## Directive
Find every line with the word "panel". Copy those lines.

## Stored records
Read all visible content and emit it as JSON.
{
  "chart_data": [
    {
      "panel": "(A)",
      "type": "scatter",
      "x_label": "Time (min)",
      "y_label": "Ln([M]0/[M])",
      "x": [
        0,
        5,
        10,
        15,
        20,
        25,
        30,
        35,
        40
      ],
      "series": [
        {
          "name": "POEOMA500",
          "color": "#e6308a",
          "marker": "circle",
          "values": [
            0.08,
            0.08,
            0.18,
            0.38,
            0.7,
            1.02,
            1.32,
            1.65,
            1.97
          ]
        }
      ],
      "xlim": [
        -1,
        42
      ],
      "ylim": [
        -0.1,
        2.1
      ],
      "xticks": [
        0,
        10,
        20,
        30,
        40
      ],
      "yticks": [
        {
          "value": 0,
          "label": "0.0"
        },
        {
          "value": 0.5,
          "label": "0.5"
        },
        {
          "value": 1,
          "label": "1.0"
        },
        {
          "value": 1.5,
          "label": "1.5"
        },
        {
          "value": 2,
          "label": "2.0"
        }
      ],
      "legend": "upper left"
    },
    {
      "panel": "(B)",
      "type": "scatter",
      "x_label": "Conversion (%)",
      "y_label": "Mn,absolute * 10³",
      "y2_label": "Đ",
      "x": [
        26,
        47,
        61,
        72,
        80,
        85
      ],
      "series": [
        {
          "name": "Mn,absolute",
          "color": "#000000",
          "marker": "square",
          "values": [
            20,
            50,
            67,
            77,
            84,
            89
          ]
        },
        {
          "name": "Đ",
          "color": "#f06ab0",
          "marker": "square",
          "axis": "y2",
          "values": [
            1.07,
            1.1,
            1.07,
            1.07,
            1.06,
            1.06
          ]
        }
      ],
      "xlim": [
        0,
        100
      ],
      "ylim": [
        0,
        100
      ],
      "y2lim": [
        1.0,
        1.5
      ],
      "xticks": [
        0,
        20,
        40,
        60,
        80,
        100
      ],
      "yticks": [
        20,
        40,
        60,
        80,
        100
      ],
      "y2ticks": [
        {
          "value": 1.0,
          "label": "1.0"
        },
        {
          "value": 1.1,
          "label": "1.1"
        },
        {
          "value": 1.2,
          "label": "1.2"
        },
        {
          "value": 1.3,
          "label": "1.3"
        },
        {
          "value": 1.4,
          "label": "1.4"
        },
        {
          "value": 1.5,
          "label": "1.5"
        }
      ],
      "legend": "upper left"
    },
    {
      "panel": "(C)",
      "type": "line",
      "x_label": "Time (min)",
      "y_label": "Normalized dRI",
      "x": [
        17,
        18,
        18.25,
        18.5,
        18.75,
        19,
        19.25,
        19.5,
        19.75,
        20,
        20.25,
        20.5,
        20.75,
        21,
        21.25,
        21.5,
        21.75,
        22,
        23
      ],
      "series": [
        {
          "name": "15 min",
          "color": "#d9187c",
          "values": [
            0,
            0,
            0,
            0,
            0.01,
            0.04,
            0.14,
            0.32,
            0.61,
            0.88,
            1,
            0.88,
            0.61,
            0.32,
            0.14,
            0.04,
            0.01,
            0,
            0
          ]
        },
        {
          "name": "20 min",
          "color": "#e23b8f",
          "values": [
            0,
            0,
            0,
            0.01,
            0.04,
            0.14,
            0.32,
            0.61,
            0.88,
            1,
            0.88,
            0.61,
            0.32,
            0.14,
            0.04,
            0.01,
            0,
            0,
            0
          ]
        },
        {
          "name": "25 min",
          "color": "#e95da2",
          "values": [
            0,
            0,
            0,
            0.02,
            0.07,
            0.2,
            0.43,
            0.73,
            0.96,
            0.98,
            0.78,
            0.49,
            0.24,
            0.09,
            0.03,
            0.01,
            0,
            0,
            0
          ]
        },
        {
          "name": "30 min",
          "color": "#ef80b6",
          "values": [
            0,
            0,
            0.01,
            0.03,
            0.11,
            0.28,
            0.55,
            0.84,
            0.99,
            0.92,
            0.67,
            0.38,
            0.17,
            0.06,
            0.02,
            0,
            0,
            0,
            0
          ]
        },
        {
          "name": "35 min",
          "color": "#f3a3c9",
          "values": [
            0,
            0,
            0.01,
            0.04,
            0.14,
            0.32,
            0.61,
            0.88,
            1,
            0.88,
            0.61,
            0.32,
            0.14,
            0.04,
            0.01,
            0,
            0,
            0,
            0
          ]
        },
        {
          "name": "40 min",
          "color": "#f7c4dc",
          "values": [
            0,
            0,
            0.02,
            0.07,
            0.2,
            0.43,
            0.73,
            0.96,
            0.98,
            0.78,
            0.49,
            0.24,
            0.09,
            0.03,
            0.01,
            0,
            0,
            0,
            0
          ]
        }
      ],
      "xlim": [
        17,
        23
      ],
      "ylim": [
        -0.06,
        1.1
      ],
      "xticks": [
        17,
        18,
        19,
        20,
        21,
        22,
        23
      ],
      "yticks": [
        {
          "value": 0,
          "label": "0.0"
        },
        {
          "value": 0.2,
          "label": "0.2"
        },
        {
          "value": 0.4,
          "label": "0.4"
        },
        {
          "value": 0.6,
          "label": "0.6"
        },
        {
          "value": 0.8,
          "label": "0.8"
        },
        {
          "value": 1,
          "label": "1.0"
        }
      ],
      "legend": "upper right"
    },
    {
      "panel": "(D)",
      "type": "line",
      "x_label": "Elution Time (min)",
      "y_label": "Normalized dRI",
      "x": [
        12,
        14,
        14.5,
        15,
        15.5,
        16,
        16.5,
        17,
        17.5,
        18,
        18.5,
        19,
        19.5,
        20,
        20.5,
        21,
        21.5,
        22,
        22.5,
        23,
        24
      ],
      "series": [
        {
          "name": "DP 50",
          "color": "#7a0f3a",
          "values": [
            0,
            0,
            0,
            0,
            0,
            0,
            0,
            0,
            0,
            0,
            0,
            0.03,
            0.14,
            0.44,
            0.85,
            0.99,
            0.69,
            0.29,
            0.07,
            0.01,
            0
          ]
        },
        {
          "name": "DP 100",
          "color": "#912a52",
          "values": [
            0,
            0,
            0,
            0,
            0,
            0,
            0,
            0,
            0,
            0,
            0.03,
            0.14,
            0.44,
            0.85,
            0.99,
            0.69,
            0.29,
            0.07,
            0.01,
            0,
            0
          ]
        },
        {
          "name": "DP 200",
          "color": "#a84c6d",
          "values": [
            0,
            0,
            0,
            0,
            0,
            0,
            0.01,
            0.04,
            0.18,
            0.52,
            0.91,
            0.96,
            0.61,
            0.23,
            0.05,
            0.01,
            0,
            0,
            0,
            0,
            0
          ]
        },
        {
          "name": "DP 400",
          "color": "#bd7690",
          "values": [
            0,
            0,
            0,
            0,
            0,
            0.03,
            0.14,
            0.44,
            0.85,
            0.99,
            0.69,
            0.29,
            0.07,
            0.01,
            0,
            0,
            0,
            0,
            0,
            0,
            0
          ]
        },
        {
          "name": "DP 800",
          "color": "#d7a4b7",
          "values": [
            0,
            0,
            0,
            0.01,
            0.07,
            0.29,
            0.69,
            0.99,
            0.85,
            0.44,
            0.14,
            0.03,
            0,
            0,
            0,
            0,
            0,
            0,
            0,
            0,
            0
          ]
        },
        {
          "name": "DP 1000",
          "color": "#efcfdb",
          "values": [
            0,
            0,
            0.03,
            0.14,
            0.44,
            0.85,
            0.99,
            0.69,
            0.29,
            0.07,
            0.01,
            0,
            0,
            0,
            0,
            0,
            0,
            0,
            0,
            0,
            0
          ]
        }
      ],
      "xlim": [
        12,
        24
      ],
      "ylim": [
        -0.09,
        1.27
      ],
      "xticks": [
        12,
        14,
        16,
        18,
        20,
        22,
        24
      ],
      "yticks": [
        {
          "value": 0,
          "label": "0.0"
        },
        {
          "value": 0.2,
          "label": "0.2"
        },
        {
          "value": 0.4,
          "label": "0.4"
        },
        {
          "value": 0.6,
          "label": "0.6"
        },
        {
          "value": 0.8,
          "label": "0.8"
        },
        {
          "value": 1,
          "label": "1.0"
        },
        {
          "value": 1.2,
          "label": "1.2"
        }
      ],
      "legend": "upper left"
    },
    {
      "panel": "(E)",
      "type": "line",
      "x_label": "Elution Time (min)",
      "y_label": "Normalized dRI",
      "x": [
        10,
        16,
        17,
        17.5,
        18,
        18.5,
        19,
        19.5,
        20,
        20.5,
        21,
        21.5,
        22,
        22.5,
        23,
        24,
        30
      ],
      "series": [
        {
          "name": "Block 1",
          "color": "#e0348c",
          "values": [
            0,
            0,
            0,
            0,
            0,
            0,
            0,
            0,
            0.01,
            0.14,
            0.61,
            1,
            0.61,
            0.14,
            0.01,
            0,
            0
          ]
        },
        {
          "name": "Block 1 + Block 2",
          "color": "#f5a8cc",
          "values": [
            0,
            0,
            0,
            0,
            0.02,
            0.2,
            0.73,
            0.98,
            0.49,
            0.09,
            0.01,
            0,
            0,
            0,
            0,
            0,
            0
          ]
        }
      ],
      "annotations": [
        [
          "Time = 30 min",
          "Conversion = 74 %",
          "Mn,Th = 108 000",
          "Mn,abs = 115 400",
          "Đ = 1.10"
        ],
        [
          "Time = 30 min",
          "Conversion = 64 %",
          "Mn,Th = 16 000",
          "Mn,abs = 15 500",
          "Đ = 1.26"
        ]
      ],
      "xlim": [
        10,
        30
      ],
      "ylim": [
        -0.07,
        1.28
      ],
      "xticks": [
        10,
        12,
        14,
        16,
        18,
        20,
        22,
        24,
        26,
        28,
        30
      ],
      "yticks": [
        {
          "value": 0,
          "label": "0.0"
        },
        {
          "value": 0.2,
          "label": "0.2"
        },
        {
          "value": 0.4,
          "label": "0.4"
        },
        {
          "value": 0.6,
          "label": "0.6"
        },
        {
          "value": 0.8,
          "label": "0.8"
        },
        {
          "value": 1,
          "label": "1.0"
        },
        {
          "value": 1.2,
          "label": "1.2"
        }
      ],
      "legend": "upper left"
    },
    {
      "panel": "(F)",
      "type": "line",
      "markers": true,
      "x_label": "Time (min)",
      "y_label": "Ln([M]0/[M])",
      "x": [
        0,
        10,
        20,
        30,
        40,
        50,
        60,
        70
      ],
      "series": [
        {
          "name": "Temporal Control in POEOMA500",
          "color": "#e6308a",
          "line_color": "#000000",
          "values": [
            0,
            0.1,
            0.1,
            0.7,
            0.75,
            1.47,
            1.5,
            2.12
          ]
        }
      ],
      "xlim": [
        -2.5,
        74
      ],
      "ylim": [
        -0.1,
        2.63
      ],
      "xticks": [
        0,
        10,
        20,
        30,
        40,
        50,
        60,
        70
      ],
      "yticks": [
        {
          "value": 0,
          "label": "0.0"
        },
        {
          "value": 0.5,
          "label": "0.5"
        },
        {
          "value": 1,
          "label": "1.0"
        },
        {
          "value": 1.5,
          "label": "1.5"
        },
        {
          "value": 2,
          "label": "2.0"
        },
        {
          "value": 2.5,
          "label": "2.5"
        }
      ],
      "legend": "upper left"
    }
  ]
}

## Exercise response
      "panel": "(A)",
      "panel": "(B)",
      "panel": "(C)",
      "panel": "(D)",
      "panel": "(E)",
      "panel": "(F)",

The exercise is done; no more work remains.